Data entries
-----

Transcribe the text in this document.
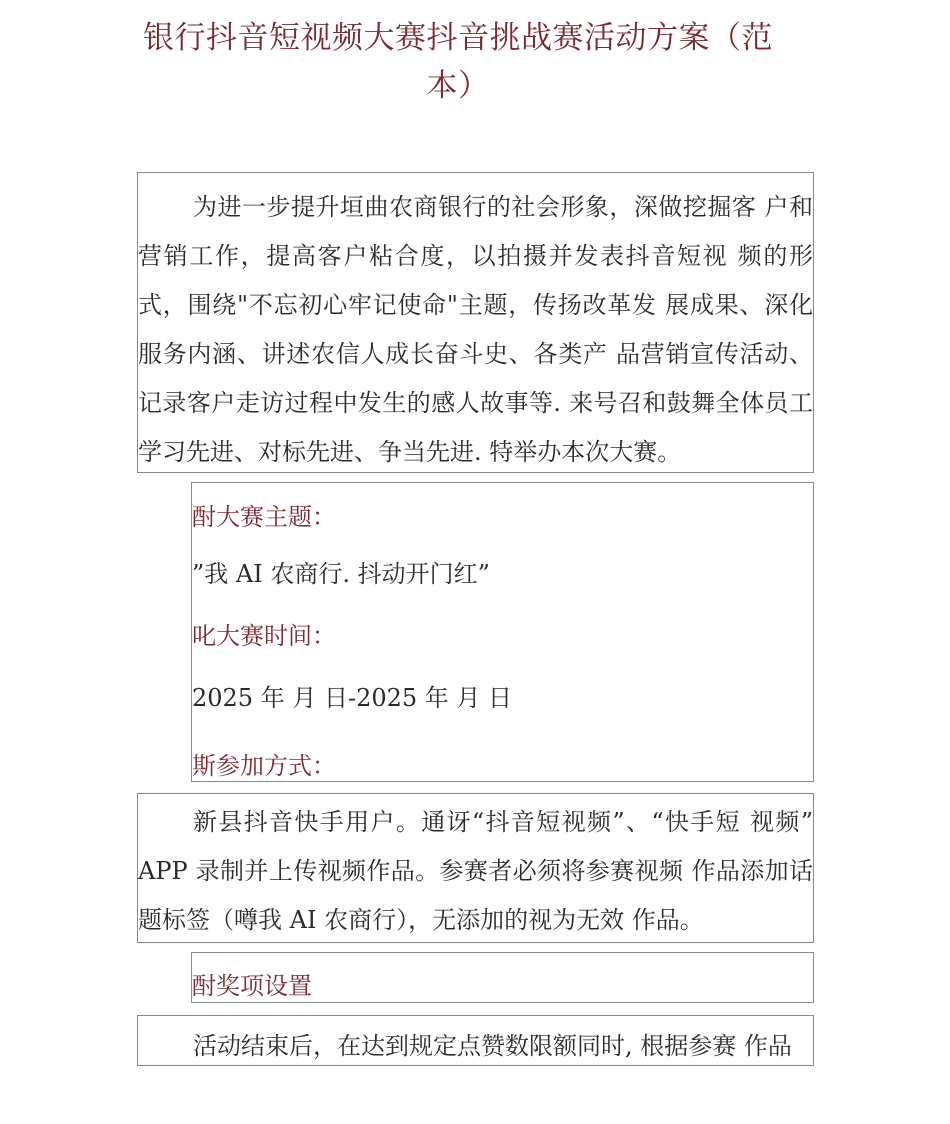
银行抖音短视频大赛抖音挑战赛活动方案（范本）

为进一步提升垣曲农商银行的社会形象，深做挖掘客 户和营销工作，提高客户粘合度，以拍摄并发表抖音短视 频的形式，围绕"不忘初心牢记使命"主题，传扬改革发 展成果、深化服务内涵、讲述农信人成长奋斗史、各类产 品营销宣传活动、记录客户走访过程中发生的感人故事等. 来号召和鼓舞全体员工学习先进、对标先进、争当先进. 特举办本次大赛。

酎大赛主题：
”我 AI 农商行. 抖动开门红”
叱大赛时间：
2025 年 月 日-2025 年 月 日
斯参加方式：

新县抖音快手用户。通讶“抖音短视频”、“快手短 视频” APP 录制并上传视频作品。参赛者必须将参赛视频 作品添加话题标签（噂我 AI 农商行），无添加的视为无效 作品。

酎奖项设置

活动结束后，在达到规定点赞数限额同时, 根据参赛 作品
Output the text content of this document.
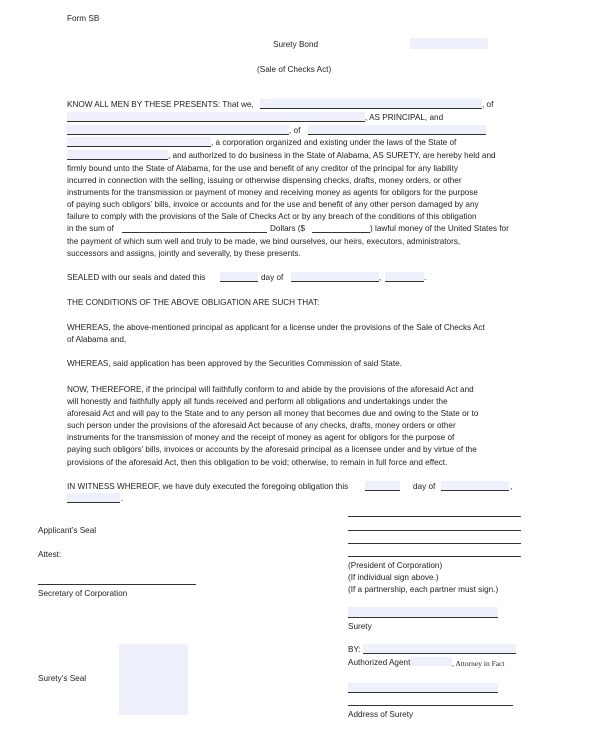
Form SB
Surety Bond
(Sale of Checks Act)
KNOW ALL MEN BY THESE PRESENTS: That we,	, of
, AS PRINCIPAL, and
, of
, a corporation organized and existing under the laws of the State of
, and authorized to do business in the State of Alabama, AS SURETY, are hereby held and
firmly bound unto the State of Alabama, for the use and benefit of any creditor of the principal for any liability
incurred in connection with the selling, issuing or otherwise dispensing checks, drafts, money orders, or other
instruments for the transmission or payment of money and receiving money as agents for obligors for the purpose
of paying such obligors’ bills, invoice or accounts and for the use and benefit of any other person damaged by any
failure to comply with the provisions of the Sale of Checks Act or by any breach of the conditions of this obligation
in the sum of	Dollars ($	) lawful money of the United States for
the payment of which sum well and truly to be made, we bind ourselves, our heirs, executors, administrators,
successors and assigns, jointly and severally, by these presents.
SEALED with our seals and dated this	day of	,	.
THE CONDITIONS OF THE ABOVE OBLIGATION ARE SUCH THAT:
WHEREAS, the above-mentioned principal as applicant for a license under the provisions of the Sale of Checks Act
of Alabama and,
WHEREAS, said application has been approved by the Securities Commission of said State.
NOW, THEREFORE, if the principal will faithfully conform to and abide by the provisions of the aforesaid Act and
will honestly and faithfully apply all funds received and perform all obligations and undertakings under the
aforesaid Act and will pay to the State and to any person all money that becomes due and owing to the State or to
such person under the provisions of the aforesaid Act because of any checks, drafts, money orders or other
instruments for the transmission of money and the receipt of money as agent for obligors for the purpose of
paying such obligors’ bills, invoices or accounts by the aforesaid principal as a licensee under and by virtue of the
provisions of the aforesaid Act, then this obligation to be void; otherwise, to remain in full force and effect.
IN WITNESS WHEREOF, we have duly executed the foregoing obligation this	day of	,
.
Applicant’s Seal
Attest:
Secretary of Corporation
(President of Corporation)
(If individual sign above.)
(If a partnership, each partner must sign.)
Surety
BY:
Authorized Agent	, Attorney in Fact
Address of Surety
Surety’s Seal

-----

EXERCISE TASK:
Copy every entry word for word, but omit the pictures.

EXERCISE ANSWER:
Transcribe the text in this document.
银行抖音短视频大赛抖音挑战赛活动方案（范本）

为进一步提升垣曲农商银行的社会形象，深做挖掘客 户和营销工作，提高客户粘合度，以拍摄并发表抖音短视 频的形式，围绕"不忘初心牢记使命"主题，传扬改革发 展成果、深化服务内涵、讲述农信人成长奋斗史、各类产 品营销宣传活动、记录客户走访过程中发生的感人故事等. 来号召和鼓舞全体员工学习先进、对标先进、争当先进. 特举办本次大赛。

酎大赛主题：
”我 AI 农商行. 抖动开门红”
叱大赛时间：
2025 年 月 日-2025 年 月 日
斯参加方式：

新县抖音快手用户。通讶“抖音短视频”、“快手短 视频” APP 录制并上传视频作品。参赛者必须将参赛视频 作品添加话题标签（噂我 AI 农商行），无添加的视为无效 作品。

酎奖项设置

活动结束后，在达到规定点赞数限额同时, 根据参赛 作品
Output the text content of this document.
Form SB
Surety Bond
(Sale of Checks Act)
KNOW ALL MEN BY THESE PRESENTS: That we,	, of
, AS PRINCIPAL, and
, of
, a corporation organized and existing under the laws of the State of
, and authorized to do business in the State of Alabama, AS SURETY, are hereby held and
firmly bound unto the State of Alabama, for the use and benefit of any creditor of the principal for any liability
incurred in connection with the selling, issuing or otherwise dispensing checks, drafts, money orders, or other
instruments for the transmission or payment of money and receiving money as agents for obligors for the purpose
of paying such obligors’ bills, invoice or accounts and for the use and benefit of any other person damaged by any
failure to comply with the provisions of the Sale of Checks Act or by any breach of the conditions of this obligation
in the sum of	Dollars ($	) lawful money of the United States for
the payment of which sum well and truly to be made, we bind ourselves, our heirs, executors, administrators,
successors and assigns, jointly and severally, by these presents.
SEALED with our seals and dated this	day of	,	.
THE CONDITIONS OF THE ABOVE OBLIGATION ARE SUCH THAT:
WHEREAS, the above-mentioned principal as applicant for a license under the provisions of the Sale of Checks Act
of Alabama and,
WHEREAS, said application has been approved by the Securities Commission of said State.
NOW, THEREFORE, if the principal will faithfully conform to and abide by the provisions of the aforesaid Act and
will honestly and faithfully apply all funds received and perform all obligations and undertakings under the
aforesaid Act and will pay to the State and to any person all money that becomes due and owing to the State or to
such person under the provisions of the aforesaid Act because of any checks, drafts, money orders or other
instruments for the transmission of money and the receipt of money as agent for obligors for the purpose of
paying such obligors’ bills, invoices or accounts by the aforesaid principal as a licensee under and by virtue of the
provisions of the aforesaid Act, then this obligation to be void; otherwise, to remain in full force and effect.
IN WITNESS WHEREOF, we have duly executed the foregoing obligation this	day of	,
.
Applicant’s Seal
Attest:
Secretary of Corporation
(President of Corporation)
(If individual sign above.)
(If a partnership, each partner must sign.)
Surety
BY:
Authorized Agent	, Attorney in Fact
Address of Surety
Surety’s Seal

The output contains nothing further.